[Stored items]
__________________________________________________

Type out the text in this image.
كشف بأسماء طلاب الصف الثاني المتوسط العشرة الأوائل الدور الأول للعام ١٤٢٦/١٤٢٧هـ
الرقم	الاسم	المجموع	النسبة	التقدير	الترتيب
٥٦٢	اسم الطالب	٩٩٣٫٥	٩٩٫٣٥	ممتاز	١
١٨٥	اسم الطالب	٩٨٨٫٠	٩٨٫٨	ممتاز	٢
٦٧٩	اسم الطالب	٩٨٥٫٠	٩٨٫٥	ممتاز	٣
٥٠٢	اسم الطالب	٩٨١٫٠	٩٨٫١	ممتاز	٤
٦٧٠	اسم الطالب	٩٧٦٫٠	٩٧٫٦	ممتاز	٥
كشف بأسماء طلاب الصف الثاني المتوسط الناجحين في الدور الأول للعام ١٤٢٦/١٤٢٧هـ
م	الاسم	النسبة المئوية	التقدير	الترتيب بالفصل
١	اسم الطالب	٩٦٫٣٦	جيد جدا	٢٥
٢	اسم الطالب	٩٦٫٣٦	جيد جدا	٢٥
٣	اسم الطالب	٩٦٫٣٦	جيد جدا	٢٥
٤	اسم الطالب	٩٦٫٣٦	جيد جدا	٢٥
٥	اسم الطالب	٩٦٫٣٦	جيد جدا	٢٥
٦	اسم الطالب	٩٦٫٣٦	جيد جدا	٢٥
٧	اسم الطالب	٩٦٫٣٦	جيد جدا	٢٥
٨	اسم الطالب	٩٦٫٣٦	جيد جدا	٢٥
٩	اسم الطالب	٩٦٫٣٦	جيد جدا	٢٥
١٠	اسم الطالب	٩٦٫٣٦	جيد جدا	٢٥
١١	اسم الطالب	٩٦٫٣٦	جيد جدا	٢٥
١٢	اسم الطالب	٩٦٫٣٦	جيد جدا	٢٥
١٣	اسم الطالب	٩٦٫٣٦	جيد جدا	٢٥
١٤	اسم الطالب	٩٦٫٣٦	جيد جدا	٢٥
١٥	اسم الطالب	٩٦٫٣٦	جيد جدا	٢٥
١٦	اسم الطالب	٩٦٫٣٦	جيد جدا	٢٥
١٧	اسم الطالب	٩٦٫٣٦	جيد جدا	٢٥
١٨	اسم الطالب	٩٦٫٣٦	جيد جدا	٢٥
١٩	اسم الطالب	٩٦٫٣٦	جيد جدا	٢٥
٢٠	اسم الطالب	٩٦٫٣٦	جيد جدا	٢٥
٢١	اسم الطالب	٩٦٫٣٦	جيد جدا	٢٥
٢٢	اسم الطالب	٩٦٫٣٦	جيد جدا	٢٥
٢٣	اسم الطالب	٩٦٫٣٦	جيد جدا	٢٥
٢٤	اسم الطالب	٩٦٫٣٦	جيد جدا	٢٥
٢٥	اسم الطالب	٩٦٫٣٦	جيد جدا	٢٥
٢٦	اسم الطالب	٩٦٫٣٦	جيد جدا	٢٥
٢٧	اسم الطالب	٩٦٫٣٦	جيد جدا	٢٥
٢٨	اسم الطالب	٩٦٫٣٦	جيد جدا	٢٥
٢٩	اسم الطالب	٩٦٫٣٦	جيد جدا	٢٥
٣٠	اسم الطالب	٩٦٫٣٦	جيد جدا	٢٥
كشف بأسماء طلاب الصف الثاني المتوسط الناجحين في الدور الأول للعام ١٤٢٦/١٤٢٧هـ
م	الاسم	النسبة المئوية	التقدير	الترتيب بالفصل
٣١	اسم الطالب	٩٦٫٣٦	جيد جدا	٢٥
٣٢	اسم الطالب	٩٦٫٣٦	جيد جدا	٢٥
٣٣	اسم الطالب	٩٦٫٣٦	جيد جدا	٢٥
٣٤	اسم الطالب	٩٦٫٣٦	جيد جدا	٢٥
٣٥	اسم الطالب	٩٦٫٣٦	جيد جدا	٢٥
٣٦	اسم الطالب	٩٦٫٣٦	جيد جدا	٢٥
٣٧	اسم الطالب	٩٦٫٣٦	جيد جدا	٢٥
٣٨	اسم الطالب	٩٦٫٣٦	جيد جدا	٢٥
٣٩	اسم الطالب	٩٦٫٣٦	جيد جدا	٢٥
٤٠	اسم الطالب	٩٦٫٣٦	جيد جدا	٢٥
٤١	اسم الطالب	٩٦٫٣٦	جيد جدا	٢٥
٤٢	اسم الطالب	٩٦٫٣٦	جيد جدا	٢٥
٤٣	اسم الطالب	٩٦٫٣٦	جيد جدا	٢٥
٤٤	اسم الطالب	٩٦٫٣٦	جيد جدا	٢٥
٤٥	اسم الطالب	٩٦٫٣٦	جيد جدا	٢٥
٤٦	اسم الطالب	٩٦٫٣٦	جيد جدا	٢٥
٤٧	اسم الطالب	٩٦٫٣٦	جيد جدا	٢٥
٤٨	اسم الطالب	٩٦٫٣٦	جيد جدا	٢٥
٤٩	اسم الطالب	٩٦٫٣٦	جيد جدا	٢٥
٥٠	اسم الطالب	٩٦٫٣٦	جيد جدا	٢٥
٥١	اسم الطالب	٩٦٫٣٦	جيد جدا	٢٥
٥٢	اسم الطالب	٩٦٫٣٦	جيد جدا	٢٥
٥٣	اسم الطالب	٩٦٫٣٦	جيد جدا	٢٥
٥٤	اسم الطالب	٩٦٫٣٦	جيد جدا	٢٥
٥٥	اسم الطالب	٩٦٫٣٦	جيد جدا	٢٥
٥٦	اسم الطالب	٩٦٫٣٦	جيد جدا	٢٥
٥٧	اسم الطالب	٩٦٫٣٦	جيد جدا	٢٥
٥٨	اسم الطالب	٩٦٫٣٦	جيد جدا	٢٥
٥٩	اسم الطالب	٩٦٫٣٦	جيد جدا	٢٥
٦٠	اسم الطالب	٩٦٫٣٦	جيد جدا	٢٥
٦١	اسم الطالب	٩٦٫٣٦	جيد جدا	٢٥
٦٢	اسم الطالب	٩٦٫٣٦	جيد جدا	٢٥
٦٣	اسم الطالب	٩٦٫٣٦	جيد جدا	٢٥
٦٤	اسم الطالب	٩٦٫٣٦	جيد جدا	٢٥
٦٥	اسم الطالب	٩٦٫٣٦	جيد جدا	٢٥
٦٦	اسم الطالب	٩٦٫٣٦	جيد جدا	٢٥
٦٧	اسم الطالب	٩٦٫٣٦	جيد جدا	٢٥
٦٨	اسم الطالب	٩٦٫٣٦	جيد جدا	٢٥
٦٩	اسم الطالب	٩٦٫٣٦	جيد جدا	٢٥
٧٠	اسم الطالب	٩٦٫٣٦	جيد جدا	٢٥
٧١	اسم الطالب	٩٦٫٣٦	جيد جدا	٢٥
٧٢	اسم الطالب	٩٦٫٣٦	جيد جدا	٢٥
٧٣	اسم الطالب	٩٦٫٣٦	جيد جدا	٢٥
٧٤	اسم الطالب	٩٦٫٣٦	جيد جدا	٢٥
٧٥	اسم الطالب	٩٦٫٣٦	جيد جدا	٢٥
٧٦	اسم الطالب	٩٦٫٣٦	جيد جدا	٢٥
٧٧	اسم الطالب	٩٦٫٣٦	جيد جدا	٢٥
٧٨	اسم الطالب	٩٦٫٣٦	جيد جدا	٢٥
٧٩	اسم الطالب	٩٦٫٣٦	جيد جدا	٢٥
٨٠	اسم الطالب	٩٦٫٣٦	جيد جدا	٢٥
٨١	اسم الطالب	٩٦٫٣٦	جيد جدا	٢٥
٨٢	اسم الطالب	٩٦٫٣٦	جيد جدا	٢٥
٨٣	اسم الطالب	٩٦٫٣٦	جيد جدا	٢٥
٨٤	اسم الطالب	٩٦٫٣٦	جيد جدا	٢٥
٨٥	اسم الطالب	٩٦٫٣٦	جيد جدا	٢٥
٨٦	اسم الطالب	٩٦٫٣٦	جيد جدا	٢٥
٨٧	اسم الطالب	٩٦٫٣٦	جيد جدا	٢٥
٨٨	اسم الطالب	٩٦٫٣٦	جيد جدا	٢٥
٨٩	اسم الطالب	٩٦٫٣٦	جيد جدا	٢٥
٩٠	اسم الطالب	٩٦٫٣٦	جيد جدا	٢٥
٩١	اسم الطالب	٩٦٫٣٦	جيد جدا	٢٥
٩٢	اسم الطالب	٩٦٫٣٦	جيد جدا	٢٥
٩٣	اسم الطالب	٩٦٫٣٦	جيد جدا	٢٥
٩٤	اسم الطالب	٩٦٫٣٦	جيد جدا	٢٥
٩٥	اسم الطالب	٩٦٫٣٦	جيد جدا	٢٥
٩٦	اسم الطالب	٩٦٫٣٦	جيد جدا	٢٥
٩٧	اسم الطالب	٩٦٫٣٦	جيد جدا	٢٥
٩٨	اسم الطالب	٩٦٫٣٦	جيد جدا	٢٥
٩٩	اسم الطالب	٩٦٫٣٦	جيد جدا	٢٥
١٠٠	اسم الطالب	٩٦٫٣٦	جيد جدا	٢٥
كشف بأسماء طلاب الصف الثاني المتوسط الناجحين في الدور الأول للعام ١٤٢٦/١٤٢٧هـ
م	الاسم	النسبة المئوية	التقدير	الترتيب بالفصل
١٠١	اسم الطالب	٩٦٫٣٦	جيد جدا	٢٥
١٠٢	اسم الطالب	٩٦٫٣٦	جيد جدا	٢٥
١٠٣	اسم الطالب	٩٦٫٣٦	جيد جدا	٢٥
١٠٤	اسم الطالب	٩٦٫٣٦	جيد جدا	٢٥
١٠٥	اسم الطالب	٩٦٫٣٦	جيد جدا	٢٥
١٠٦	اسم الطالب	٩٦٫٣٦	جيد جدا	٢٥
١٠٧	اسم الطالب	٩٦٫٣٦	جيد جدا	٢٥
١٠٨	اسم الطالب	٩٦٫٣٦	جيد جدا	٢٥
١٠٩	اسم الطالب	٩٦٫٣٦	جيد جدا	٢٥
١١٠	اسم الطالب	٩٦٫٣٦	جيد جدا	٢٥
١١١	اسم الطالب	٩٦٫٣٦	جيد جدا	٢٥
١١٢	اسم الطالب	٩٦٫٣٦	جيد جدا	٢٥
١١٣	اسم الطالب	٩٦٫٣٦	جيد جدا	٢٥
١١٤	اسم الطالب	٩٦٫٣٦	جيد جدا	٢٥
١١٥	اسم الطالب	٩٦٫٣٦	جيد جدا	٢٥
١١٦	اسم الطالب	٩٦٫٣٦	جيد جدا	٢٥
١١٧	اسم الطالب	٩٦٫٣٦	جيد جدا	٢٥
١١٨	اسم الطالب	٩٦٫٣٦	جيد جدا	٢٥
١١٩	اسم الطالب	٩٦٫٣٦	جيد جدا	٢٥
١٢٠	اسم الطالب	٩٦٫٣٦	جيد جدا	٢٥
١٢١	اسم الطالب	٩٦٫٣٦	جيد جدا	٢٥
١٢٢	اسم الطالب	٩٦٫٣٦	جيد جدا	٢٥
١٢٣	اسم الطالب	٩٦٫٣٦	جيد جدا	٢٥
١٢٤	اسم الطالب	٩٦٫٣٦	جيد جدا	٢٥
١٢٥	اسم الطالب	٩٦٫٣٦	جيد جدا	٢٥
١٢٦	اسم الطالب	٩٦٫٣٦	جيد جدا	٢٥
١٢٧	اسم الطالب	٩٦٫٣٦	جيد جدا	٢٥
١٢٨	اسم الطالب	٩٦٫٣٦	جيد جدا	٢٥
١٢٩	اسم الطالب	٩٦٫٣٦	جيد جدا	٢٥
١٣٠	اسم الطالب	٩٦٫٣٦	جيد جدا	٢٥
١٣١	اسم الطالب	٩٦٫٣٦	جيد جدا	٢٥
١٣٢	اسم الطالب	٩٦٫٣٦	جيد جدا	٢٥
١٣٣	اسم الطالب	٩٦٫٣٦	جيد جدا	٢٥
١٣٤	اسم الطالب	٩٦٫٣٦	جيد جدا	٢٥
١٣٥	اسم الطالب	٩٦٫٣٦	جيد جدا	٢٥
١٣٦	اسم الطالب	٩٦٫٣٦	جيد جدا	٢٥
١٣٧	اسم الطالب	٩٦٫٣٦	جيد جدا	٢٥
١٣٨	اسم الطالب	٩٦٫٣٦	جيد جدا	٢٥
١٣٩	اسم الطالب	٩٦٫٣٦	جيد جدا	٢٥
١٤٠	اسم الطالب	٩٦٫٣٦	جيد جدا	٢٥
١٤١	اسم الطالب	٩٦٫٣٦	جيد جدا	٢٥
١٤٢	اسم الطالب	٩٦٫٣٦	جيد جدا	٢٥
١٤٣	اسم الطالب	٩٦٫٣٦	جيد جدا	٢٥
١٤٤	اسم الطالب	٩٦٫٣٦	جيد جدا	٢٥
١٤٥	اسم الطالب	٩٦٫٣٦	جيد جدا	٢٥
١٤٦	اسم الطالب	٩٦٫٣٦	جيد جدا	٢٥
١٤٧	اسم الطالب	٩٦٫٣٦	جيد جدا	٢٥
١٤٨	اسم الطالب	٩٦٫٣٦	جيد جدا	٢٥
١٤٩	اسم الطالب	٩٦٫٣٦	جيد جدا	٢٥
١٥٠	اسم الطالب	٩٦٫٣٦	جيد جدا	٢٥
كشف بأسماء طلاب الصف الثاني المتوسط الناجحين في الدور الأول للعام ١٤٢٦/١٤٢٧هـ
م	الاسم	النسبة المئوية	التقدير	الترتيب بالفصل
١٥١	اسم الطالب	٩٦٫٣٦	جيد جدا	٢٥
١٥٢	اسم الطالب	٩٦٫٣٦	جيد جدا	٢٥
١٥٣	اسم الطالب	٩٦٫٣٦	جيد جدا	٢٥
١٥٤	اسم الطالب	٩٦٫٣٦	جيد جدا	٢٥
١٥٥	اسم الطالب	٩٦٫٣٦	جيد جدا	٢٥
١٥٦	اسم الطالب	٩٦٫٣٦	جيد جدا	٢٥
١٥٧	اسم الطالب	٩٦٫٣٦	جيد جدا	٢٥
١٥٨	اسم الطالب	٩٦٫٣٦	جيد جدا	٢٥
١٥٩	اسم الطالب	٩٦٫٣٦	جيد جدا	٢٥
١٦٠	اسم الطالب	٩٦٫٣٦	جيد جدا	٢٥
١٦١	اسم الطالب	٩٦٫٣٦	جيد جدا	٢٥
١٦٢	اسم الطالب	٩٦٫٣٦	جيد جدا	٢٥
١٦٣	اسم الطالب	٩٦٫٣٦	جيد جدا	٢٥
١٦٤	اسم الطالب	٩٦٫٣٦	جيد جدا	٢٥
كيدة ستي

__________________________________________________

§ Given problem:
Identify all lines where the word "ممتاز" shows up. Copy them.

§ Full output:
٥٦٢	اسم الطالب	٩٩٣٫٥	٩٩٫٣٥	ممتاز	١
١٨٥	اسم الطالب	٩٨٨٫٠	٩٨٫٨	ممتاز	٢
٦٧٩	اسم الطالب	٩٨٥٫٠	٩٨٫٥	ممتاز	٣
٥٠٢	اسم الطالب	٩٨١٫٠	٩٨٫١	ممتاز	٤
٦٧٠	اسم الطالب	٩٧٦٫٠	٩٧٫٦	ممتاز	٥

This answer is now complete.